## DATA
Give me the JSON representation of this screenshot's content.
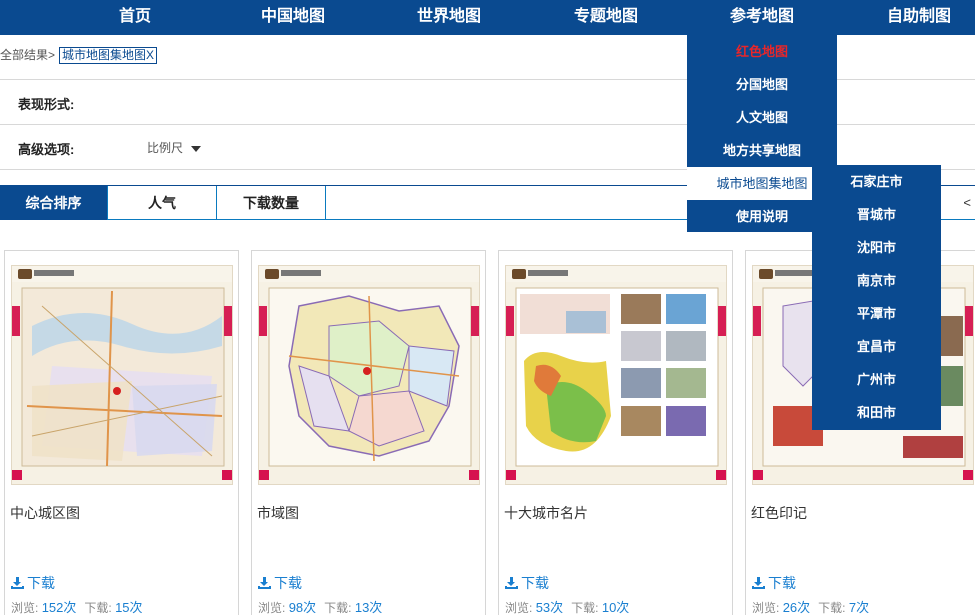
---
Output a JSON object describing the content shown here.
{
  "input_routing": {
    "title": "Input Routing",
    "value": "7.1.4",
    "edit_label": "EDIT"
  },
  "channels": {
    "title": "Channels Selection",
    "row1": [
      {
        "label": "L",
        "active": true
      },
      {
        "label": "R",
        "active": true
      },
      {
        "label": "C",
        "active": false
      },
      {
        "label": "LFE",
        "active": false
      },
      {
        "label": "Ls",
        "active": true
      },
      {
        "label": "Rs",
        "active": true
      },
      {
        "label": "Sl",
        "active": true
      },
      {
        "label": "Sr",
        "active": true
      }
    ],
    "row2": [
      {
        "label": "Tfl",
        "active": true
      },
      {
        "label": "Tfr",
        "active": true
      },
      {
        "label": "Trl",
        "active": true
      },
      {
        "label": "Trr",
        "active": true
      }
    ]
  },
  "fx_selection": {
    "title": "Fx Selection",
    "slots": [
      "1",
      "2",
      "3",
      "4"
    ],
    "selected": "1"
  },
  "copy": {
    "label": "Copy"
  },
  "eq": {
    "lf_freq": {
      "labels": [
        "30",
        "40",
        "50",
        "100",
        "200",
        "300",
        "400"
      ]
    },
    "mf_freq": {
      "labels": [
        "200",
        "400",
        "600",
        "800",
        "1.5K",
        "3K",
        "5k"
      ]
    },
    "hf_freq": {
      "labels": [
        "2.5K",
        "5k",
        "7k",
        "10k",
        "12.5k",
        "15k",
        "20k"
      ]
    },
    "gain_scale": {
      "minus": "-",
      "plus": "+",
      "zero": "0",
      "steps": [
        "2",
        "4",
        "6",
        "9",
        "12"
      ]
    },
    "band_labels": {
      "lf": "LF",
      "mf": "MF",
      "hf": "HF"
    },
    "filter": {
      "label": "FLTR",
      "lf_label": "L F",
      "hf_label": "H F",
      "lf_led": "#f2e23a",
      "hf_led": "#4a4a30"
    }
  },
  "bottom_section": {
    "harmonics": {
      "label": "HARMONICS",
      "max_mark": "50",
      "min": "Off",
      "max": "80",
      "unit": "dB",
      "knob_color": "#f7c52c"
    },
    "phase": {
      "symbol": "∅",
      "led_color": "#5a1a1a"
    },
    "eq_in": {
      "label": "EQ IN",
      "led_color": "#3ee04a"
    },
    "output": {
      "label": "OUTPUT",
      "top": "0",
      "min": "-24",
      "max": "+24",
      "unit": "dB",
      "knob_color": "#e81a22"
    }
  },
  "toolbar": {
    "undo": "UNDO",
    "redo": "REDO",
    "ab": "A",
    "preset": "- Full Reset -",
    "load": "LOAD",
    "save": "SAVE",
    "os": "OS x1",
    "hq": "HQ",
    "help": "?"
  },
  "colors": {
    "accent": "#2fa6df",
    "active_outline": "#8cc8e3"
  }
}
* * *
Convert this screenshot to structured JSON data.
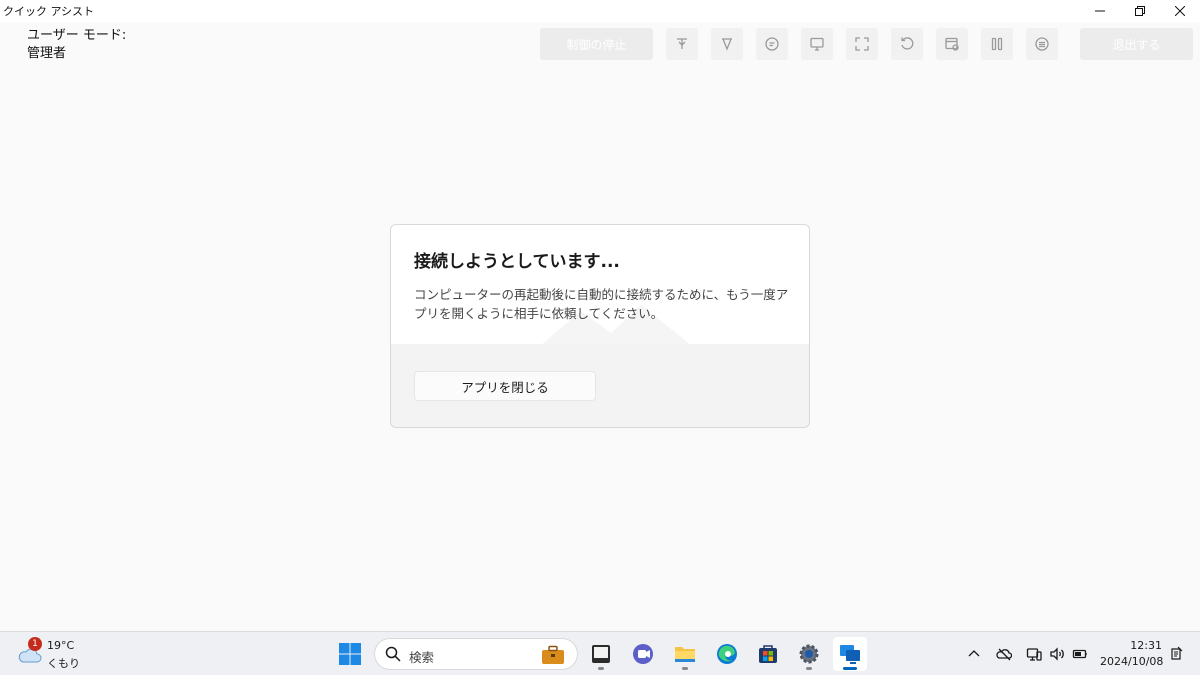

## INSTRUCTION
Out of the preceding entries, pull every line containing the string "this".

## FULL ANSWER
Give me the JSON representation of this screenshot's content.
Convert this screenshot to structured JSON data.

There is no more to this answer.